Records contained in a dataset
○ ○ ○ ○ ○ ○ ○
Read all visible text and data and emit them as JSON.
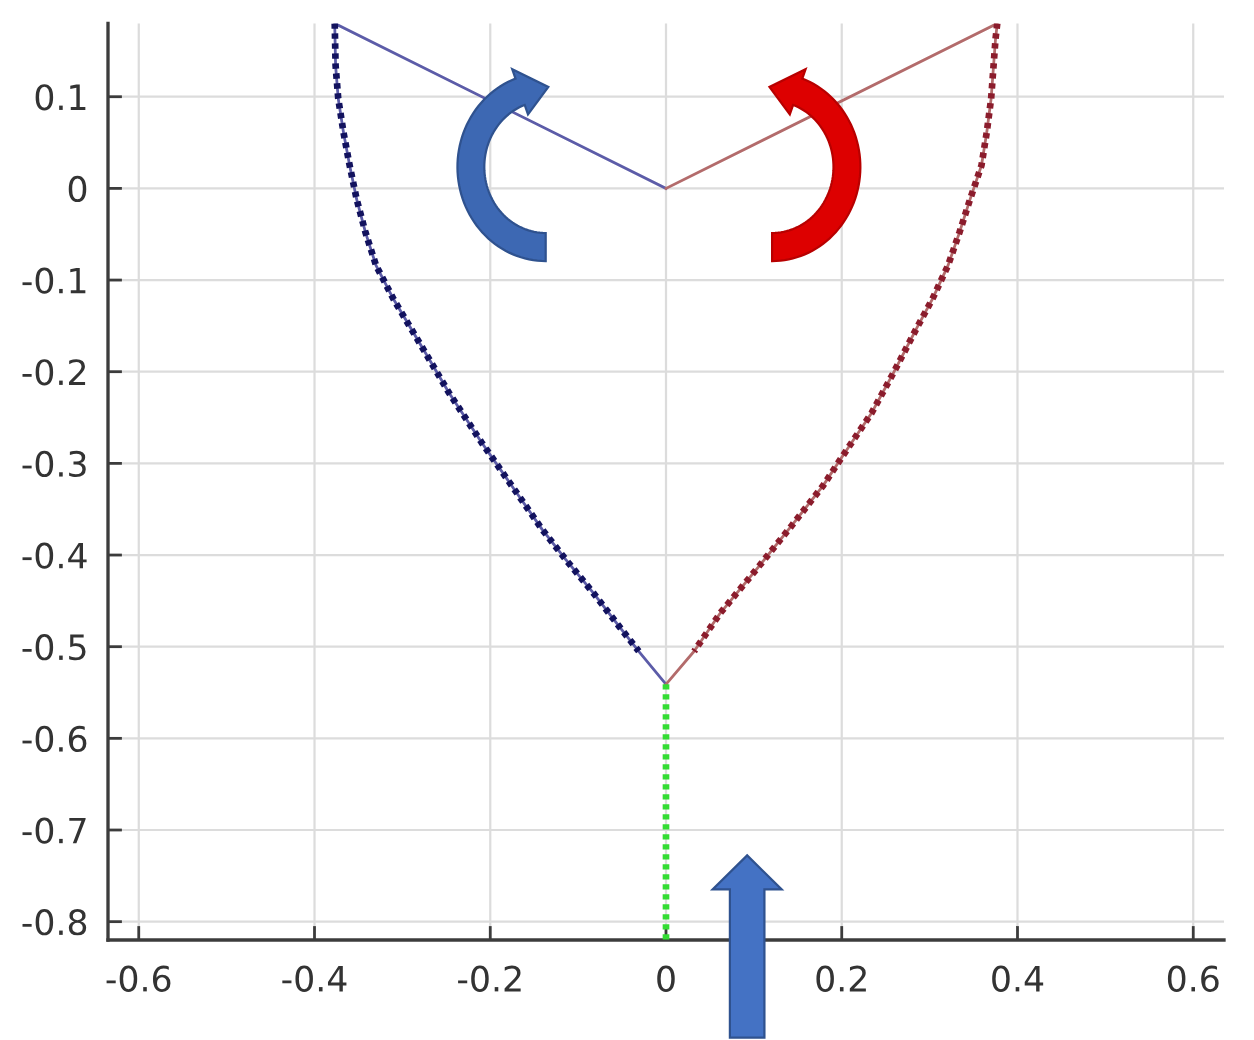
{
  "chart_data": {
    "type": "line",
    "series": [
      {
        "color": "#5c5ca8",
        "line_style": "solid",
        "x": [
          0,
          -0.377,
          -0.376,
          -0.373,
          -0.367,
          -0.36,
          -0.352,
          -0.342,
          -0.33,
          -0.31,
          -0.274,
          -0.247,
          -0.21,
          -0.17,
          -0.141,
          -0.114,
          -0.083,
          -0.054,
          -0.031,
          0
        ],
        "values": [
          0,
          0.18,
          0.134,
          0.098,
          0.061,
          0.025,
          -0.012,
          -0.048,
          -0.084,
          -0.121,
          -0.179,
          -0.223,
          -0.277,
          -0.332,
          -0.372,
          -0.405,
          -0.441,
          -0.477,
          -0.505,
          -0.541
        ]
      },
      {
        "color": "#12125e",
        "line_style": "dotted",
        "x": [
          -0.377,
          -0.376,
          -0.373,
          -0.367,
          -0.36,
          -0.352,
          -0.342,
          -0.33,
          -0.31,
          -0.274,
          -0.247,
          -0.21,
          -0.17,
          -0.141,
          -0.114,
          -0.083,
          -0.054,
          -0.031
        ],
        "values": [
          0.18,
          0.134,
          0.098,
          0.061,
          0.025,
          -0.012,
          -0.048,
          -0.084,
          -0.121,
          -0.179,
          -0.223,
          -0.277,
          -0.332,
          -0.372,
          -0.405,
          -0.441,
          -0.477,
          -0.505
        ]
      },
      {
        "color": "#b36b6b",
        "line_style": "solid",
        "x": [
          0,
          0.377,
          0.375,
          0.37,
          0.365,
          0.359,
          0.346,
          0.334,
          0.321,
          0.303,
          0.285,
          0.259,
          0.234,
          0.201,
          0.179,
          0.143,
          0.106,
          0.062,
          0.032,
          0
        ],
        "values": [
          0,
          0.18,
          0.163,
          0.098,
          0.061,
          0.025,
          -0.012,
          -0.048,
          -0.084,
          -0.121,
          -0.153,
          -0.201,
          -0.245,
          -0.292,
          -0.324,
          -0.368,
          -0.412,
          -0.463,
          -0.505,
          -0.541
        ]
      },
      {
        "color": "#8b1c2c",
        "line_style": "dotted",
        "x": [
          0.377,
          0.375,
          0.37,
          0.365,
          0.359,
          0.346,
          0.334,
          0.321,
          0.303,
          0.285,
          0.259,
          0.234,
          0.201,
          0.179,
          0.143,
          0.106,
          0.062,
          0.032
        ],
        "values": [
          0.18,
          0.163,
          0.098,
          0.061,
          0.025,
          -0.012,
          -0.048,
          -0.084,
          -0.121,
          -0.153,
          -0.201,
          -0.245,
          -0.292,
          -0.324,
          -0.368,
          -0.412,
          -0.463,
          -0.505
        ]
      },
      {
        "color": "#33dd33",
        "line_style": "dotted",
        "x": [
          0,
          0
        ],
        "values": [
          -0.541,
          -0.82
        ]
      }
    ],
    "xlim": [
      -0.635,
      0.635
    ],
    "ylim": [
      -0.82,
      0.18
    ],
    "xticks": [
      -0.6,
      -0.4,
      -0.2,
      0,
      0.2,
      0.4,
      0.6
    ],
    "yticks": [
      -0.8,
      -0.7,
      -0.6,
      -0.5,
      -0.4,
      -0.3,
      -0.2,
      -0.1,
      0,
      0.1
    ],
    "grid": true
  }
}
○ ○ ○ ○ ○ ○ ○
** PROBLEM TO SOLVE **
Except for the pictures, copy the material above exactly.

** SOLUTION TO THIS PROBLEM **
Read all visible text and data and emit them as JSON.
{
  "chart_data": {
    "type": "line",
    "series": [
      {
        "color": "#5c5ca8",
        "line_style": "solid",
        "x": [
          0,
          -0.377,
          -0.376,
          -0.373,
          -0.367,
          -0.36,
          -0.352,
          -0.342,
          -0.33,
          -0.31,
          -0.274,
          -0.247,
          -0.21,
          -0.17,
          -0.141,
          -0.114,
          -0.083,
          -0.054,
          -0.031,
          0
        ],
        "values": [
          0,
          0.18,
          0.134,
          0.098,
          0.061,
          0.025,
          -0.012,
          -0.048,
          -0.084,
          -0.121,
          -0.179,
          -0.223,
          -0.277,
          -0.332,
          -0.372,
          -0.405,
          -0.441,
          -0.477,
          -0.505,
          -0.541
        ]
      },
      {
        "color": "#12125e",
        "line_style": "dotted",
        "x": [
          -0.377,
          -0.376,
          -0.373,
          -0.367,
          -0.36,
          -0.352,
          -0.342,
          -0.33,
          -0.31,
          -0.274,
          -0.247,
          -0.21,
          -0.17,
          -0.141,
          -0.114,
          -0.083,
          -0.054,
          -0.031
        ],
        "values": [
          0.18,
          0.134,
          0.098,
          0.061,
          0.025,
          -0.012,
          -0.048,
          -0.084,
          -0.121,
          -0.179,
          -0.223,
          -0.277,
          -0.332,
          -0.372,
          -0.405,
          -0.441,
          -0.477,
          -0.505
        ]
      },
      {
        "color": "#b36b6b",
        "line_style": "solid",
        "x": [
          0,
          0.377,
          0.375,
          0.37,
          0.365,
          0.359,
          0.346,
          0.334,
          0.321,
          0.303,
          0.285,
          0.259,
          0.234,
          0.201,
          0.179,
          0.143,
          0.106,
          0.062,
          0.032,
          0
        ],
        "values": [
          0,
          0.18,
          0.163,
          0.098,
          0.061,
          0.025,
          -0.012,
          -0.048,
          -0.084,
          -0.121,
          -0.153,
          -0.201,
          -0.245,
          -0.292,
          -0.324,
          -0.368,
          -0.412,
          -0.463,
          -0.505,
          -0.541
        ]
      },
      {
        "color": "#8b1c2c",
        "line_style": "dotted",
        "x": [
          0.377,
          0.375,
          0.37,
          0.365,
          0.359,
          0.346,
          0.334,
          0.321,
          0.303,
          0.285,
          0.259,
          0.234,
          0.201,
          0.179,
          0.143,
          0.106,
          0.062,
          0.032
        ],
        "values": [
          0.18,
          0.163,
          0.098,
          0.061,
          0.025,
          -0.012,
          -0.048,
          -0.084,
          -0.121,
          -0.153,
          -0.201,
          -0.245,
          -0.292,
          -0.324,
          -0.368,
          -0.412,
          -0.463,
          -0.505
        ]
      },
      {
        "color": "#33dd33",
        "line_style": "dotted",
        "x": [
          0,
          0
        ],
        "values": [
          -0.541,
          -0.82
        ]
      }
    ],
    "xlim": [
      -0.635,
      0.635
    ],
    "ylim": [
      -0.82,
      0.18
    ],
    "xticks": [
      -0.6,
      -0.4,
      -0.2,
      0,
      0.2,
      0.4,
      0.6
    ],
    "yticks": [
      -0.8,
      -0.7,
      -0.6,
      -0.5,
      -0.4,
      -0.3,
      -0.2,
      -0.1,
      0,
      0.1
    ],
    "grid": true
  }
}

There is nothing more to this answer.